▶ What to produce: Output all lines exactly.

▶ Figure record listings:
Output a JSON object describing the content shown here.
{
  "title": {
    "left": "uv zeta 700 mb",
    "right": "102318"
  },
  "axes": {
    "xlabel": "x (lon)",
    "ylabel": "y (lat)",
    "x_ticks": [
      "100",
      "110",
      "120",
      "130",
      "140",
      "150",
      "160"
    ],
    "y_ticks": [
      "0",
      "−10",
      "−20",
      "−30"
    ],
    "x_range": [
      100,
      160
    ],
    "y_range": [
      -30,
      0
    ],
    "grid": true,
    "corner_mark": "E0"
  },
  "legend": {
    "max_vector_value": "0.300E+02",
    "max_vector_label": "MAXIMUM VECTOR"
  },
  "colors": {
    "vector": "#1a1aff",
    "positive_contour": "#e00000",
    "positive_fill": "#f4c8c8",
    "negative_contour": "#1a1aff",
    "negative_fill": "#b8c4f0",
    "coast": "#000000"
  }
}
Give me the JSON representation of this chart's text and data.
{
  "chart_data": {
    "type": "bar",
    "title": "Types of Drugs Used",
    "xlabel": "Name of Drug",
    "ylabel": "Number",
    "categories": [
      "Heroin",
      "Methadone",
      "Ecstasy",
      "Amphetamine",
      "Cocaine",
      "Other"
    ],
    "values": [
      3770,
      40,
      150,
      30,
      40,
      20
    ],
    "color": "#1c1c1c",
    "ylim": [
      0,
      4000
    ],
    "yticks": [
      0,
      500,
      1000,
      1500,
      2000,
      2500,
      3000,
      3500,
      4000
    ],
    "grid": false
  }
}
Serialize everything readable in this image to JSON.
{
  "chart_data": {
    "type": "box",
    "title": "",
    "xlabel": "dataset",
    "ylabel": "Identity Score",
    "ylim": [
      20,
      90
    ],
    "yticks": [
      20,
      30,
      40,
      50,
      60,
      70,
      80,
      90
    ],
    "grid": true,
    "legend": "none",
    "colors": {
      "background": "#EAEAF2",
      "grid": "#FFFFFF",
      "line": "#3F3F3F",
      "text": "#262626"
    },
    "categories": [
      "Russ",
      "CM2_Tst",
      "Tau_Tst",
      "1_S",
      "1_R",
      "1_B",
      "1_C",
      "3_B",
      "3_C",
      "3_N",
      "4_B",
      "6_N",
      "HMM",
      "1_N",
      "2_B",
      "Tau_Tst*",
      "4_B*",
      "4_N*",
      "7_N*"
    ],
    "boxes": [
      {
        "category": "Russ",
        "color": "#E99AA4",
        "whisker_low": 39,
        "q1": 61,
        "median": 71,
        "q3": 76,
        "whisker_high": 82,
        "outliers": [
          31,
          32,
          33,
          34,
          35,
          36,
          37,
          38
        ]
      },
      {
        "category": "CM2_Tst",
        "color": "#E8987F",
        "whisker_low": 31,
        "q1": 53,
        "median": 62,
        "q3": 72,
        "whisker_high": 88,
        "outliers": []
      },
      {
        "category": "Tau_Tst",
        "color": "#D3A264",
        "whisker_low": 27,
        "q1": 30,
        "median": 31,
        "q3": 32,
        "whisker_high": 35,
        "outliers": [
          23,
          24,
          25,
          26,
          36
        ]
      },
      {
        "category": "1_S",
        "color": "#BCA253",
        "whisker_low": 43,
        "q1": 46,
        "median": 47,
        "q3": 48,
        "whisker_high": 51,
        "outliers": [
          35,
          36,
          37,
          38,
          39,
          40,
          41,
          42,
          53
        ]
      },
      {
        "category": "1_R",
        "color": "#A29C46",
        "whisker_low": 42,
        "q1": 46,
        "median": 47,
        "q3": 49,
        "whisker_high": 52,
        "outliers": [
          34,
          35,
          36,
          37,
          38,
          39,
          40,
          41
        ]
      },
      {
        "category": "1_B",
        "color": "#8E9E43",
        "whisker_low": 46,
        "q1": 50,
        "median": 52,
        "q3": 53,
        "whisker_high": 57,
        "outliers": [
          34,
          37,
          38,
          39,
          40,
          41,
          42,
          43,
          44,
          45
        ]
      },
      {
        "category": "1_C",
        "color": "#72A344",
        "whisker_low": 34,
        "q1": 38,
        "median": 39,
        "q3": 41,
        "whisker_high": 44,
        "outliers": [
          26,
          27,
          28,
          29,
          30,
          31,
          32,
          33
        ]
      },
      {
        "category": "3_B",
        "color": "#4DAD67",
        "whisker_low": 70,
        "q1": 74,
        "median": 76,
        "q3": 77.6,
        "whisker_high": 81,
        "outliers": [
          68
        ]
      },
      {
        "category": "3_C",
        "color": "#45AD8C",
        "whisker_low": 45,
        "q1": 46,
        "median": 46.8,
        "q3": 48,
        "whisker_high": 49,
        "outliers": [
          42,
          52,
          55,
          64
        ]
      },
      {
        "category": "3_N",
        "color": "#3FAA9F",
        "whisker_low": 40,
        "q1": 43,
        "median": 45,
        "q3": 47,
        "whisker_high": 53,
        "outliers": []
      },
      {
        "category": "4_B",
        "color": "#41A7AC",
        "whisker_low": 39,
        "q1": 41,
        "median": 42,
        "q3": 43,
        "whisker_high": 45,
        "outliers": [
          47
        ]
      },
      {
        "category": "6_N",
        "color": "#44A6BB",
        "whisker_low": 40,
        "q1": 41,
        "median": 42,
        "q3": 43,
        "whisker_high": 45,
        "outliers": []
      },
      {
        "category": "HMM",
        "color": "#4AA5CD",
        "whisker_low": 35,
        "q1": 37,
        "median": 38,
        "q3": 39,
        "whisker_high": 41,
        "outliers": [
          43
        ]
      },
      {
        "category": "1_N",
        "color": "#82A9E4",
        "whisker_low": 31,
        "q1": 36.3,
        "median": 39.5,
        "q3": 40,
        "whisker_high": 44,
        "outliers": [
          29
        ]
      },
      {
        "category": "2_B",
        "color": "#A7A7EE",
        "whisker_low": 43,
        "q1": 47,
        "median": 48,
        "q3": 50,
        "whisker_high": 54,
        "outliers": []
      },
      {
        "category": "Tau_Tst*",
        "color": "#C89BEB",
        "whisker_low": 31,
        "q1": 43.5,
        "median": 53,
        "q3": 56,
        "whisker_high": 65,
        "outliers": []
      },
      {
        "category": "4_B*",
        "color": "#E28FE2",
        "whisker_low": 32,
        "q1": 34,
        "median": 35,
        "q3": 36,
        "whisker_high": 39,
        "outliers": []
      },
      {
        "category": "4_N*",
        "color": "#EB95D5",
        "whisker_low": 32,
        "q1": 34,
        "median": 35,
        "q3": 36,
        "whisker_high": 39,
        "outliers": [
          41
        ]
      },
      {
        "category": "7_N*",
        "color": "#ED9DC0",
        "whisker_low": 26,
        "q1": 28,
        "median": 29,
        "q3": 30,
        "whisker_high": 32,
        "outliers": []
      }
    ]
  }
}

▶ Problem solution:
Output a JSON object describing the content shown here.
{
  "title": {
    "left": "uv zeta 700 mb",
    "right": "102318"
  },
  "axes": {
    "xlabel": "x (lon)",
    "ylabel": "y (lat)",
    "x_ticks": [
      "100",
      "110",
      "120",
      "130",
      "140",
      "150",
      "160"
    ],
    "y_ticks": [
      "0",
      "−10",
      "−20",
      "−30"
    ],
    "x_range": [
      100,
      160
    ],
    "y_range": [
      -30,
      0
    ],
    "grid": true,
    "corner_mark": "E0"
  },
  "legend": {
    "max_vector_value": "0.300E+02",
    "max_vector_label": "MAXIMUM VECTOR"
  },
  "colors": {
    "vector": "#1a1aff",
    "positive_contour": "#e00000",
    "positive_fill": "#f4c8c8",
    "negative_contour": "#1a1aff",
    "negative_fill": "#b8c4f0",
    "coast": "#000000"
  }
}
Give me the JSON representation of this chart's text and data.
{
  "chart_data": {
    "type": "bar",
    "title": "Types of Drugs Used",
    "xlabel": "Name of Drug",
    "ylabel": "Number",
    "categories": [
      "Heroin",
      "Methadone",
      "Ecstasy",
      "Amphetamine",
      "Cocaine",
      "Other"
    ],
    "values": [
      3770,
      40,
      150,
      30,
      40,
      20
    ],
    "color": "#1c1c1c",
    "ylim": [
      0,
      4000
    ],
    "yticks": [
      0,
      500,
      1000,
      1500,
      2000,
      2500,
      3000,
      3500,
      4000
    ],
    "grid": false
  }
}
Serialize everything readable in this image to JSON.
{
  "chart_data": {
    "type": "box",
    "title": "",
    "xlabel": "dataset",
    "ylabel": "Identity Score",
    "ylim": [
      20,
      90
    ],
    "yticks": [
      20,
      30,
      40,
      50,
      60,
      70,
      80,
      90
    ],
    "grid": true,
    "legend": "none",
    "colors": {
      "background": "#EAEAF2",
      "grid": "#FFFFFF",
      "line": "#3F3F3F",
      "text": "#262626"
    },
    "categories": [
      "Russ",
      "CM2_Tst",
      "Tau_Tst",
      "1_S",
      "1_R",
      "1_B",
      "1_C",
      "3_B",
      "3_C",
      "3_N",
      "4_B",
      "6_N",
      "HMM",
      "1_N",
      "2_B",
      "Tau_Tst*",
      "4_B*",
      "4_N*",
      "7_N*"
    ],
    "boxes": [
      {
        "category": "Russ",
        "color": "#E99AA4",
        "whisker_low": 39,
        "q1": 61,
        "median": 71,
        "q3": 76,
        "whisker_high": 82,
        "outliers": [
          31,
          32,
          33,
          34,
          35,
          36,
          37,
          38
        ]
      },
      {
        "category": "CM2_Tst",
        "color": "#E8987F",
        "whisker_low": 31,
        "q1": 53,
        "median": 62,
        "q3": 72,
        "whisker_high": 88,
        "outliers": []
      },
      {
        "category": "Tau_Tst",
        "color": "#D3A264",
        "whisker_low": 27,
        "q1": 30,
        "median": 31,
        "q3": 32,
        "whisker_high": 35,
        "outliers": [
          23,
          24,
          25,
          26,
          36
        ]
      },
      {
        "category": "1_S",
        "color": "#BCA253",
        "whisker_low": 43,
        "q1": 46,
        "median": 47,
        "q3": 48,
        "whisker_high": 51,
        "outliers": [
          35,
          36,
          37,
          38,
          39,
          40,
          41,
          42,
          53
        ]
      },
      {
        "category": "1_R",
        "color": "#A29C46",
        "whisker_low": 42,
        "q1": 46,
        "median": 47,
        "q3": 49,
        "whisker_high": 52,
        "outliers": [
          34,
          35,
          36,
          37,
          38,
          39,
          40,
          41
        ]
      },
      {
        "category": "1_B",
        "color": "#8E9E43",
        "whisker_low": 46,
        "q1": 50,
        "median": 52,
        "q3": 53,
        "whisker_high": 57,
        "outliers": [
          34,
          37,
          38,
          39,
          40,
          41,
          42,
          43,
          44,
          45
        ]
      },
      {
        "category": "1_C",
        "color": "#72A344",
        "whisker_low": 34,
        "q1": 38,
        "median": 39,
        "q3": 41,
        "whisker_high": 44,
        "outliers": [
          26,
          27,
          28,
          29,
          30,
          31,
          32,
          33
        ]
      },
      {
        "category": "3_B",
        "color": "#4DAD67",
        "whisker_low": 70,
        "q1": 74,
        "median": 76,
        "q3": 77.6,
        "whisker_high": 81,
        "outliers": [
          68
        ]
      },
      {
        "category": "3_C",
        "color": "#45AD8C",
        "whisker_low": 45,
        "q1": 46,
        "median": 46.8,
        "q3": 48,
        "whisker_high": 49,
        "outliers": [
          42,
          52,
          55,
          64
        ]
      },
      {
        "category": "3_N",
        "color": "#3FAA9F",
        "whisker_low": 40,
        "q1": 43,
        "median": 45,
        "q3": 47,
        "whisker_high": 53,
        "outliers": []
      },
      {
        "category": "4_B",
        "color": "#41A7AC",
        "whisker_low": 39,
        "q1": 41,
        "median": 42,
        "q3": 43,
        "whisker_high": 45,
        "outliers": [
          47
        ]
      },
      {
        "category": "6_N",
        "color": "#44A6BB",
        "whisker_low": 40,
        "q1": 41,
        "median": 42,
        "q3": 43,
        "whisker_high": 45,
        "outliers": []
      },
      {
        "category": "HMM",
        "color": "#4AA5CD",
        "whisker_low": 35,
        "q1": 37,
        "median": 38,
        "q3": 39,
        "whisker_high": 41,
        "outliers": [
          43
        ]
      },
      {
        "category": "1_N",
        "color": "#82A9E4",
        "whisker_low": 31,
        "q1": 36.3,
        "median": 39.5,
        "q3": 40,
        "whisker_high": 44,
        "outliers": [
          29
        ]
      },
      {
        "category": "2_B",
        "color": "#A7A7EE",
        "whisker_low": 43,
        "q1": 47,
        "median": 48,
        "q3": 50,
        "whisker_high": 54,
        "outliers": []
      },
      {
        "category": "Tau_Tst*",
        "color": "#C89BEB",
        "whisker_low": 31,
        "q1": 43.5,
        "median": 53,
        "q3": 56,
        "whisker_high": 65,
        "outliers": []
      },
      {
        "category": "4_B*",
        "color": "#E28FE2",
        "whisker_low": 32,
        "q1": 34,
        "median": 35,
        "q3": 36,
        "whisker_high": 39,
        "outliers": []
      },
      {
        "category": "4_N*",
        "color": "#EB95D5",
        "whisker_low": 32,
        "q1": 34,
        "median": 35,
        "q3": 36,
        "whisker_high": 39,
        "outliers": [
          41
        ]
      },
      {
        "category": "7_N*",
        "color": "#ED9DC0",
        "whisker_low": 26,
        "q1": 28,
        "median": 29,
        "q3": 30,
        "whisker_high": 32,
        "outliers": []
      }
    ]
  }
}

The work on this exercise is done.